Dans le n° 256, février 2014 du mensuel « La Nef », Christophe Geffroy interroge Jean-Marie Le Méné, président de la Fondation Jérôme Lejeune, qui est aux avant-postes des combats pro vie. Un langage fort et de vérité. Extraits :
« -La Nef : Depuis l’élection présidentielle, il y a eu une accélération de la « déconstruction » des repères traditionnels par une inflation de lois « sociétales » : pourquoi un tel empressement ?
-Jean-Marie Le Méné : (…) Sur aucun des sujets que vous citez, la droite n’a de position solide, claire et unifiée, à la différence de la gauche pour laquelle il s’agit de valeurs symboliques de rassemblement. Toutes les transgressions dites sociétales ont été initiées puis votées sous la droite : contraception, divorce, avortement, PMA, tri des embryons, recherche détruisant l’embryon… Ces réformes ont bien sûr été votées avec la complicité de la gauche.(…). La gauche a fait la moisson idéologique de ce qui a été semé en termes de relativisme, de libéralisme, d’utilitarisme, depuis plus de quarante ans par une droite désinvolte sur le plan philosophique.

☆ ☆ ☆ ☆ ☆

Consigne A:
Recopiez à l'identique les enregistrements depuis leur toute première ligne jusqu'à la ligne qui contient « chart-1-bar [221,40,242,145] », cette dernière comprise.
Le texte et les enregistrements n'ont pas la même origine.

☆ ☆ ☆ ☆ ☆

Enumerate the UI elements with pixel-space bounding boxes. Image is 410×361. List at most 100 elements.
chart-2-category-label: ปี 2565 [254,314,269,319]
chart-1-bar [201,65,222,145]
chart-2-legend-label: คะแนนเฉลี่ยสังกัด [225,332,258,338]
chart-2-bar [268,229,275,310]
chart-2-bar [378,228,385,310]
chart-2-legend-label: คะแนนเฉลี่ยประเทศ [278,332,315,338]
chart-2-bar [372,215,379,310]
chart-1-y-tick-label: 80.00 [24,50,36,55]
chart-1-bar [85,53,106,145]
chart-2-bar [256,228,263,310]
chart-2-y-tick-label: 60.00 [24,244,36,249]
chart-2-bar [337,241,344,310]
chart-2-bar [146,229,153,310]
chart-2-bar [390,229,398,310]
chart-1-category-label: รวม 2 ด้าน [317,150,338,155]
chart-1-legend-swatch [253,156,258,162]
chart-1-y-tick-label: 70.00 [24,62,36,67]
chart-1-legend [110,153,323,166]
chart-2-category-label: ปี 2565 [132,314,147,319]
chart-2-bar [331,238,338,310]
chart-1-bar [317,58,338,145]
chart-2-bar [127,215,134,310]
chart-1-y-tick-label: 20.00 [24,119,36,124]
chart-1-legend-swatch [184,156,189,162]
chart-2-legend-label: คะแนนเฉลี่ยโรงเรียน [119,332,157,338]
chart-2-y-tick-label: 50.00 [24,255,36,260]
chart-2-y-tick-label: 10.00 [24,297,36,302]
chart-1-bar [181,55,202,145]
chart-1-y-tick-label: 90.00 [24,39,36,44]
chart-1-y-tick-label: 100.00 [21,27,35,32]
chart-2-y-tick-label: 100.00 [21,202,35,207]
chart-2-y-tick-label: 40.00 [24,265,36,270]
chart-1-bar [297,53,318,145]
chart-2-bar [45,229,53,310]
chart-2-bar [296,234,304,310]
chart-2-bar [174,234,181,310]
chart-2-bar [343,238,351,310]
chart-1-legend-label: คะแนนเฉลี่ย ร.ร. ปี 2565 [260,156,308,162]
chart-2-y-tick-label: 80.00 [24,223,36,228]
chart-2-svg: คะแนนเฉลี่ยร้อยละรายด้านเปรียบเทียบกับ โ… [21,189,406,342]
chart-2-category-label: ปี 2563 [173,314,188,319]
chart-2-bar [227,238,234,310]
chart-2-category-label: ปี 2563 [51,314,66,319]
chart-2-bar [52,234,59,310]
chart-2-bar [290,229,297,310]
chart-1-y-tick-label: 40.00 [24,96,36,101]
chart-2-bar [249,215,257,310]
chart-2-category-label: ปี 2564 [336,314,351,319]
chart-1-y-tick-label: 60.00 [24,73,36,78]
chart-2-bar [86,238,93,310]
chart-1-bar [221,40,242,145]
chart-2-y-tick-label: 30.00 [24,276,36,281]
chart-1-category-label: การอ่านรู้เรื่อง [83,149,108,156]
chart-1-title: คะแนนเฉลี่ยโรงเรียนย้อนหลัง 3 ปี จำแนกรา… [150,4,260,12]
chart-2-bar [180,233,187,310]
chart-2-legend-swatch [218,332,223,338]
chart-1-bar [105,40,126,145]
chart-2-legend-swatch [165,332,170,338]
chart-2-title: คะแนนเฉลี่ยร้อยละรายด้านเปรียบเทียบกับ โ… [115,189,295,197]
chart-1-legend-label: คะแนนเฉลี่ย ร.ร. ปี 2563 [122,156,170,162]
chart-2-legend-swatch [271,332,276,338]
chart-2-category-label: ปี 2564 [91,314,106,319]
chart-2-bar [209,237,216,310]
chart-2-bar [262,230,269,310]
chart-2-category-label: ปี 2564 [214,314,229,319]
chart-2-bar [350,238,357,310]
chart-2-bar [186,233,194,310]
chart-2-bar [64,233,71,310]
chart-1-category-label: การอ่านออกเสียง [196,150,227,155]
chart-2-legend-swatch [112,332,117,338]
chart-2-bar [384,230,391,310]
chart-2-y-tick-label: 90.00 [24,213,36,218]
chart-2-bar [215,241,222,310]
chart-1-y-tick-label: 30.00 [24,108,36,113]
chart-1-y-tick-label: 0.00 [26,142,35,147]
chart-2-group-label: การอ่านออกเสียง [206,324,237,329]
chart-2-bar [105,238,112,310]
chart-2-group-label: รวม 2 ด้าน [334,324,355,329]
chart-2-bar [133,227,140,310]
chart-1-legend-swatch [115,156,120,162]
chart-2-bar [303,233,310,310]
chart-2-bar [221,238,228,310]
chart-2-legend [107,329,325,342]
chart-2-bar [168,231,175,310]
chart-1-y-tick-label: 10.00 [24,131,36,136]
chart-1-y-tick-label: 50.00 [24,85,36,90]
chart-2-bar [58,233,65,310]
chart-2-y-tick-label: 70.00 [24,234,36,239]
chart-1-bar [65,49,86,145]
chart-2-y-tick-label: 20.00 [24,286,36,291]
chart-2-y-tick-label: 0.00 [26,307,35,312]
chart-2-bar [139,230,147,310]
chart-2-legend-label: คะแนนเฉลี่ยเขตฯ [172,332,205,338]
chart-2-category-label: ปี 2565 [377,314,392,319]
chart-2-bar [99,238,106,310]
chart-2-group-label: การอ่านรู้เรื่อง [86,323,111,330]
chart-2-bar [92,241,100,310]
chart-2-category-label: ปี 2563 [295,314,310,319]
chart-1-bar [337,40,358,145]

☆ ☆ ☆ ☆ ☆

Consigne B:
Rédigez la suite de l'entretien avec Jean-Marie Le Méné sur les lois dites sociétales, en reprenant après sa dernière phrase.

Réponse A:
Enumerate the UI elements with pixel-space bounding boxes. Image is 410×361. List at most 100 elements.
chart-2-category-label: ปี 2565 [254,314,269,319]
chart-1-bar [201,65,222,145]
chart-2-legend-label: คะแนนเฉลี่ยสังกัด [225,332,258,338]
chart-2-bar [268,229,275,310]
chart-2-bar [378,228,385,310]
chart-2-legend-label: คะแนนเฉลี่ยประเทศ [278,332,315,338]
chart-2-bar [372,215,379,310]
chart-1-y-tick-label: 80.00 [24,50,36,55]
chart-1-bar [85,53,106,145]
chart-2-bar [256,228,263,310]
chart-2-y-tick-label: 60.00 [24,244,36,249]
chart-2-bar [337,241,344,310]
chart-2-bar [146,229,153,310]
chart-2-bar [390,229,398,310]
chart-1-category-label: รวม 2 ด้าน [317,150,338,155]
chart-1-legend-swatch [253,156,258,162]
chart-1-y-tick-label: 70.00 [24,62,36,67]
chart-1-legend [110,153,323,166]
chart-2-category-label: ปี 2565 [132,314,147,319]
chart-2-bar [331,238,338,310]
chart-1-bar [317,58,338,145]
chart-2-bar [127,215,134,310]
chart-1-y-tick-label: 20.00 [24,119,36,124]
chart-1-legend-swatch [184,156,189,162]
chart-2-legend-label: คะแนนเฉลี่ยโรงเรียน [119,332,157,338]
chart-2-y-tick-label: 50.00 [24,255,36,260]
chart-2-y-tick-label: 10.00 [24,297,36,302]
chart-1-bar [181,55,202,145]
chart-1-y-tick-label: 90.00 [24,39,36,44]
chart-1-y-tick-label: 100.00 [21,27,35,32]
chart-2-y-tick-label: 100.00 [21,202,35,207]
chart-2-y-tick-label: 40.00 [24,265,36,270]
chart-1-bar [297,53,318,145]
chart-2-bar [45,229,53,310]
chart-2-bar [296,234,304,310]
chart-2-bar [174,234,181,310]
chart-2-bar [343,238,351,310]
chart-1-legend-label: คะแนนเฉลี่ย ร.ร. ปี 2565 [260,156,308,162]
chart-2-y-tick-label: 80.00 [24,223,36,228]
chart-2-svg: คะแนนเฉลี่ยร้อยละรายด้านเปรียบเทียบกับ โ… [21,189,406,342]
chart-2-category-label: ปี 2563 [173,314,188,319]
chart-2-bar [227,238,234,310]
chart-2-category-label: ปี 2563 [51,314,66,319]
chart-2-bar [52,234,59,310]
chart-2-bar [290,229,297,310]
chart-1-y-tick-label: 40.00 [24,96,36,101]
chart-2-bar [249,215,257,310]
chart-2-category-label: ปี 2564 [336,314,351,319]
chart-1-y-tick-label: 60.00 [24,73,36,78]
chart-2-bar [86,238,93,310]
chart-1-bar [221,40,242,145]

Réponse B:
-La mobilisation contre le « mariage pour tous » a été un événement historique sans précédent et cependant la loi est quand même passée : sur les questions éthiques et anthropologiques, nous ne cessons de dégringoler sans guère de victoire à notre actif, est-il donc impossible de renverser ce mouvement fou ?
-Le bilan est contrasté d’une mobilisation populaire très forte qui nous réjouit mais d’une mobilisation faible des autorités politiques et morales qui reste préoccupante parce qu’elle ne permet pas de passer à la vitesse supérieure (…).
On peut aussi regretter qu’en dehors de quelques prises de positions individuelles admirables, la communication de l’Église de France sur ces questions ne soit pas à la hauteur ni des enjeux, ni des menaces actuelles, ni des exigences du calendrier politique. Le résultat est un sentiment paradoxal de grande détermination populaire et de divorce entre le peuple et ses élites(…).
Quel projet politique pour demain ? Pour le moment, il est urgent de travailler à la « conversion » morale et politique de ceux qui sont en charge formellement du bien commun, ce qui déclenchera le mouvement.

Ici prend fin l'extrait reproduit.